**Task details**. Write the data out again exactly, dropping any images it holds.

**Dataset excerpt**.
━━━━
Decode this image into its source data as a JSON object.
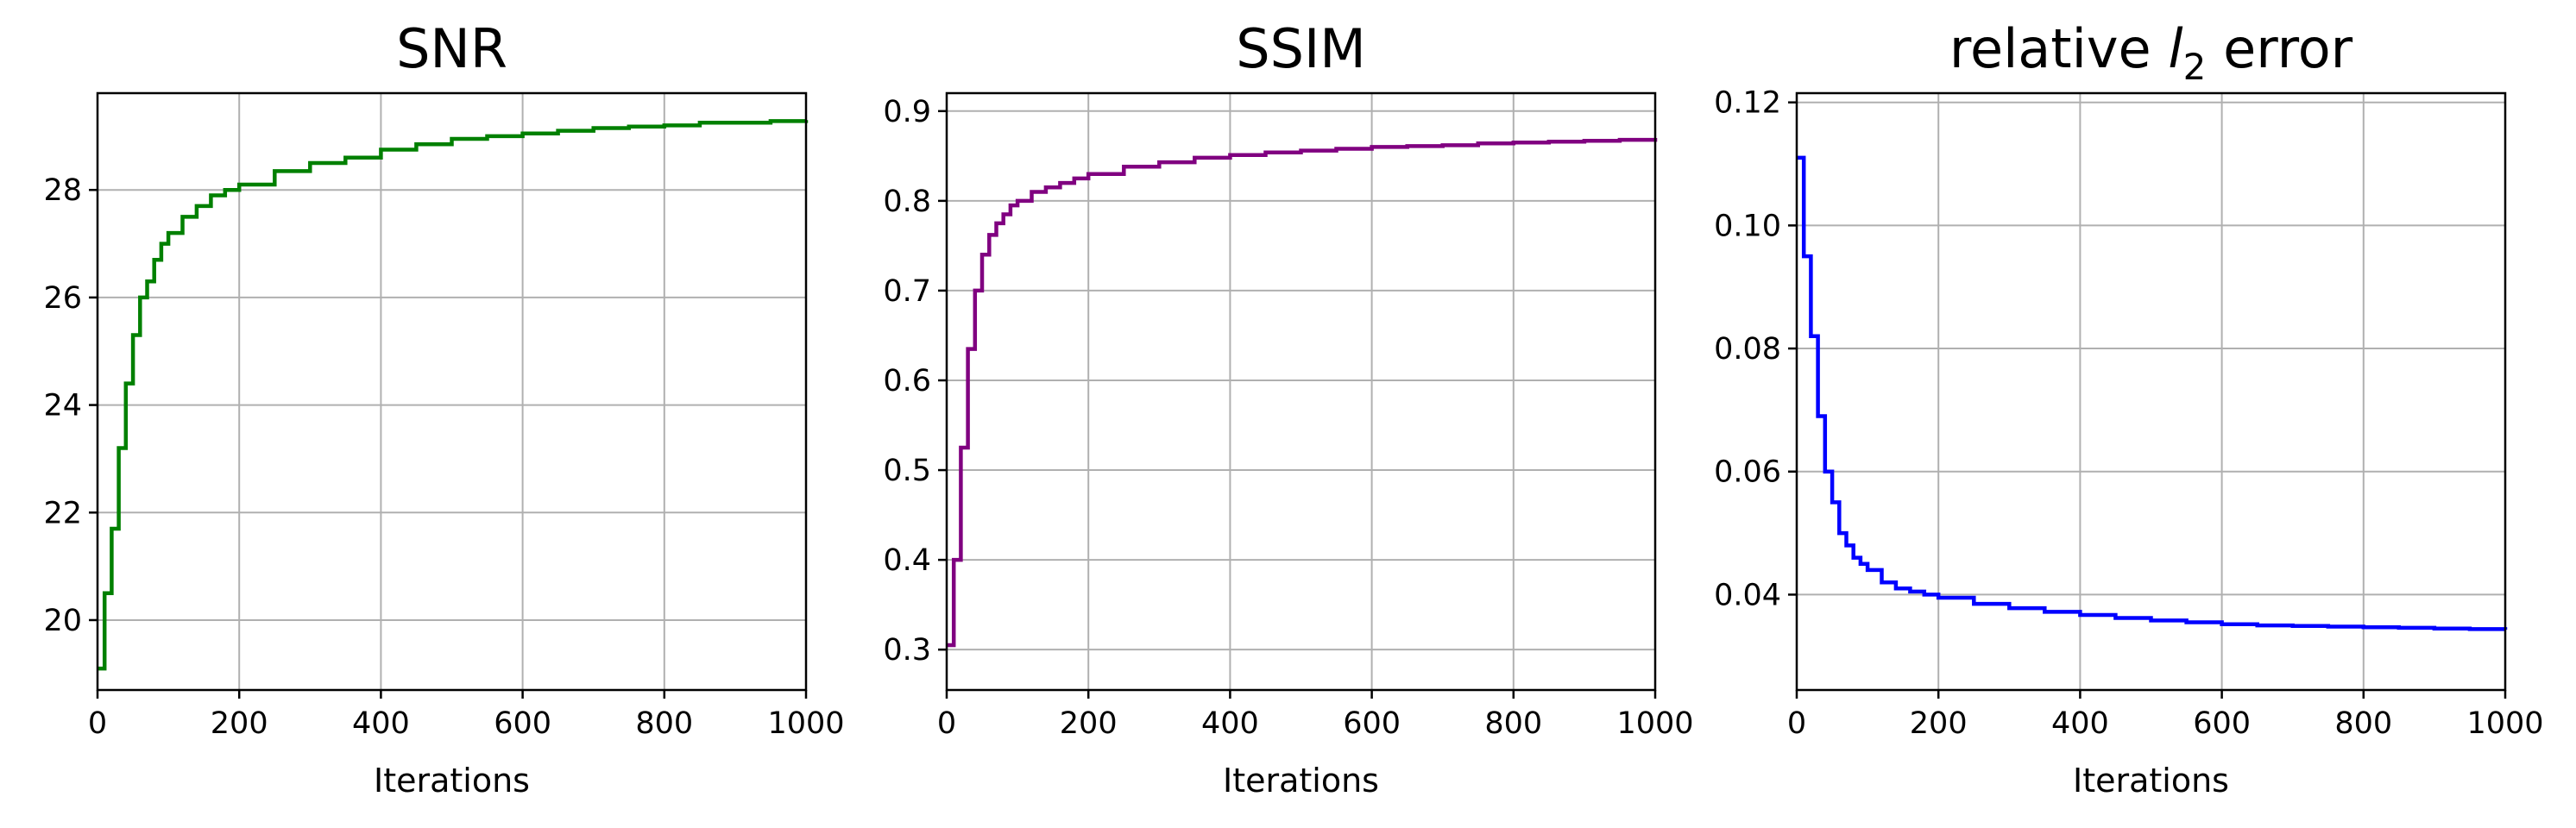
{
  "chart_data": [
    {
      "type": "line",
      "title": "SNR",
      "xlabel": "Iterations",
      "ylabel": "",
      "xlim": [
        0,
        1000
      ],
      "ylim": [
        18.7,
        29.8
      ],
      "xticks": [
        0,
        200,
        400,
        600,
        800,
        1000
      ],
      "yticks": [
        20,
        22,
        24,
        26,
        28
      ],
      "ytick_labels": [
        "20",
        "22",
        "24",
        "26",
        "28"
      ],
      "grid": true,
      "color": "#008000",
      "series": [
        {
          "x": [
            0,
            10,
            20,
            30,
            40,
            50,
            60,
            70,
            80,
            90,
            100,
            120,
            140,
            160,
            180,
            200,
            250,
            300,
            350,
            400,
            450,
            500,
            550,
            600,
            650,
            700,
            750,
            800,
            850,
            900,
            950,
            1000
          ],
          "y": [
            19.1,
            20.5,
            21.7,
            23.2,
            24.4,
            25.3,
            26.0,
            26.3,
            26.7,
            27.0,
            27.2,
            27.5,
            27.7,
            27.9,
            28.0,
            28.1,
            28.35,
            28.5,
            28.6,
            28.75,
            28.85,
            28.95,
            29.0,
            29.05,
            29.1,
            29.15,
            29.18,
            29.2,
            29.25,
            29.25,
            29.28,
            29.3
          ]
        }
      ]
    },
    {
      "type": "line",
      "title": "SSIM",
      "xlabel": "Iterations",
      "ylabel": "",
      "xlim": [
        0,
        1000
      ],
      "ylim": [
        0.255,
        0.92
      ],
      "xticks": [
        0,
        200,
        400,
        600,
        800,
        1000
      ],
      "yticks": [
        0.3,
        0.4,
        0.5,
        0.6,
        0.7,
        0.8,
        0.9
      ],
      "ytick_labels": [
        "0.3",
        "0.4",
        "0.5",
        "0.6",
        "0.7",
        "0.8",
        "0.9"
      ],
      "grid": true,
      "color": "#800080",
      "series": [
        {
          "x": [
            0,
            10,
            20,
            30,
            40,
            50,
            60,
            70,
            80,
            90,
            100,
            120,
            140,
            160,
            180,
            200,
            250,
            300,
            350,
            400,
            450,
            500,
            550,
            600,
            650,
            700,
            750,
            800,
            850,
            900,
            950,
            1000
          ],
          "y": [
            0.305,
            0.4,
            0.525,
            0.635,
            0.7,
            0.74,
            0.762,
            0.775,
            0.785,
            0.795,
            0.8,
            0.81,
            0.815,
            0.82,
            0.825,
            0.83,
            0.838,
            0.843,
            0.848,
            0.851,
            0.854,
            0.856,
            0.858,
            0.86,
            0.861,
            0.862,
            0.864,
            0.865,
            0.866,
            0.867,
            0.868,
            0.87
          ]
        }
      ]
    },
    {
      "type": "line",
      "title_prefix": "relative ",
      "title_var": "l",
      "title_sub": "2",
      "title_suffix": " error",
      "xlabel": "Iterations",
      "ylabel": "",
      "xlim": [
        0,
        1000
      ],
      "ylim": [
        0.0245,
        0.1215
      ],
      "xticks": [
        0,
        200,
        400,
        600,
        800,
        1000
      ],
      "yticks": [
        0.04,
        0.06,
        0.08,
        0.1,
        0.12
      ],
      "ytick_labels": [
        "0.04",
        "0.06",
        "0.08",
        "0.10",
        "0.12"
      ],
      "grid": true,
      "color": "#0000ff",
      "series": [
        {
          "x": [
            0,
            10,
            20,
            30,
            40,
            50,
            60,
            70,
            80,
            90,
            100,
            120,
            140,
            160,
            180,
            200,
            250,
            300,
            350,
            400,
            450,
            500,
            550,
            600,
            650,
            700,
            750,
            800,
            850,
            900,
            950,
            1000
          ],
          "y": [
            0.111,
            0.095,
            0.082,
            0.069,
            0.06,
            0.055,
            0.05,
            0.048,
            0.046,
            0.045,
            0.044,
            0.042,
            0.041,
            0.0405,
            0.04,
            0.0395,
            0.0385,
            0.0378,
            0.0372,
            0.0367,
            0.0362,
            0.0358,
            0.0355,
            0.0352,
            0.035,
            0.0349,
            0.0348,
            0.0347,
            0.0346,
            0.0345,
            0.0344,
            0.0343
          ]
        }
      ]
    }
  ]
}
━━━━
**Solution**.
Decode this image into its source data as a JSON object.
{
  "chart_data": [
    {
      "type": "line",
      "title": "SNR",
      "xlabel": "Iterations",
      "ylabel": "",
      "xlim": [
        0,
        1000
      ],
      "ylim": [
        18.7,
        29.8
      ],
      "xticks": [
        0,
        200,
        400,
        600,
        800,
        1000
      ],
      "yticks": [
        20,
        22,
        24,
        26,
        28
      ],
      "ytick_labels": [
        "20",
        "22",
        "24",
        "26",
        "28"
      ],
      "grid": true,
      "color": "#008000",
      "series": [
        {
          "x": [
            0,
            10,
            20,
            30,
            40,
            50,
            60,
            70,
            80,
            90,
            100,
            120,
            140,
            160,
            180,
            200,
            250,
            300,
            350,
            400,
            450,
            500,
            550,
            600,
            650,
            700,
            750,
            800,
            850,
            900,
            950,
            1000
          ],
          "y": [
            19.1,
            20.5,
            21.7,
            23.2,
            24.4,
            25.3,
            26.0,
            26.3,
            26.7,
            27.0,
            27.2,
            27.5,
            27.7,
            27.9,
            28.0,
            28.1,
            28.35,
            28.5,
            28.6,
            28.75,
            28.85,
            28.95,
            29.0,
            29.05,
            29.1,
            29.15,
            29.18,
            29.2,
            29.25,
            29.25,
            29.28,
            29.3
          ]
        }
      ]
    },
    {
      "type": "line",
      "title": "SSIM",
      "xlabel": "Iterations",
      "ylabel": "",
      "xlim": [
        0,
        1000
      ],
      "ylim": [
        0.255,
        0.92
      ],
      "xticks": [
        0,
        200,
        400,
        600,
        800,
        1000
      ],
      "yticks": [
        0.3,
        0.4,
        0.5,
        0.6,
        0.7,
        0.8,
        0.9
      ],
      "ytick_labels": [
        "0.3",
        "0.4",
        "0.5",
        "0.6",
        "0.7",
        "0.8",
        "0.9"
      ],
      "grid": true,
      "color": "#800080",
      "series": [
        {
          "x": [
            0,
            10,
            20,
            30,
            40,
            50,
            60,
            70,
            80,
            90,
            100,
            120,
            140,
            160,
            180,
            200,
            250,
            300,
            350,
            400,
            450,
            500,
            550,
            600,
            650,
            700,
            750,
            800,
            850,
            900,
            950,
            1000
          ],
          "y": [
            0.305,
            0.4,
            0.525,
            0.635,
            0.7,
            0.74,
            0.762,
            0.775,
            0.785,
            0.795,
            0.8,
            0.81,
            0.815,
            0.82,
            0.825,
            0.83,
            0.838,
            0.843,
            0.848,
            0.851,
            0.854,
            0.856,
            0.858,
            0.86,
            0.861,
            0.862,
            0.864,
            0.865,
            0.866,
            0.867,
            0.868,
            0.87
          ]
        }
      ]
    },
    {
      "type": "line",
      "title_prefix": "relative ",
      "title_var": "l",
      "title_sub": "2",
      "title_suffix": " error",
      "xlabel": "Iterations",
      "ylabel": "",
      "xlim": [
        0,
        1000
      ],
      "ylim": [
        0.0245,
        0.1215
      ],
      "xticks": [
        0,
        200,
        400,
        600,
        800,
        1000
      ],
      "yticks": [
        0.04,
        0.06,
        0.08,
        0.1,
        0.12
      ],
      "ytick_labels": [
        "0.04",
        "0.06",
        "0.08",
        "0.10",
        "0.12"
      ],
      "grid": true,
      "color": "#0000ff",
      "series": [
        {
          "x": [
            0,
            10,
            20,
            30,
            40,
            50,
            60,
            70,
            80,
            90,
            100,
            120,
            140,
            160,
            180,
            200,
            250,
            300,
            350,
            400,
            450,
            500,
            550,
            600,
            650,
            700,
            750,
            800,
            850,
            900,
            950,
            1000
          ],
          "y": [
            0.111,
            0.095,
            0.082,
            0.069,
            0.06,
            0.055,
            0.05,
            0.048,
            0.046,
            0.045,
            0.044,
            0.042,
            0.041,
            0.0405,
            0.04,
            0.0395,
            0.0385,
            0.0378,
            0.0372,
            0.0367,
            0.0362,
            0.0358,
            0.0355,
            0.0352,
            0.035,
            0.0349,
            0.0348,
            0.0347,
            0.0346,
            0.0345,
            0.0344,
            0.0343
          ]
        }
      ]
    }
  ]
}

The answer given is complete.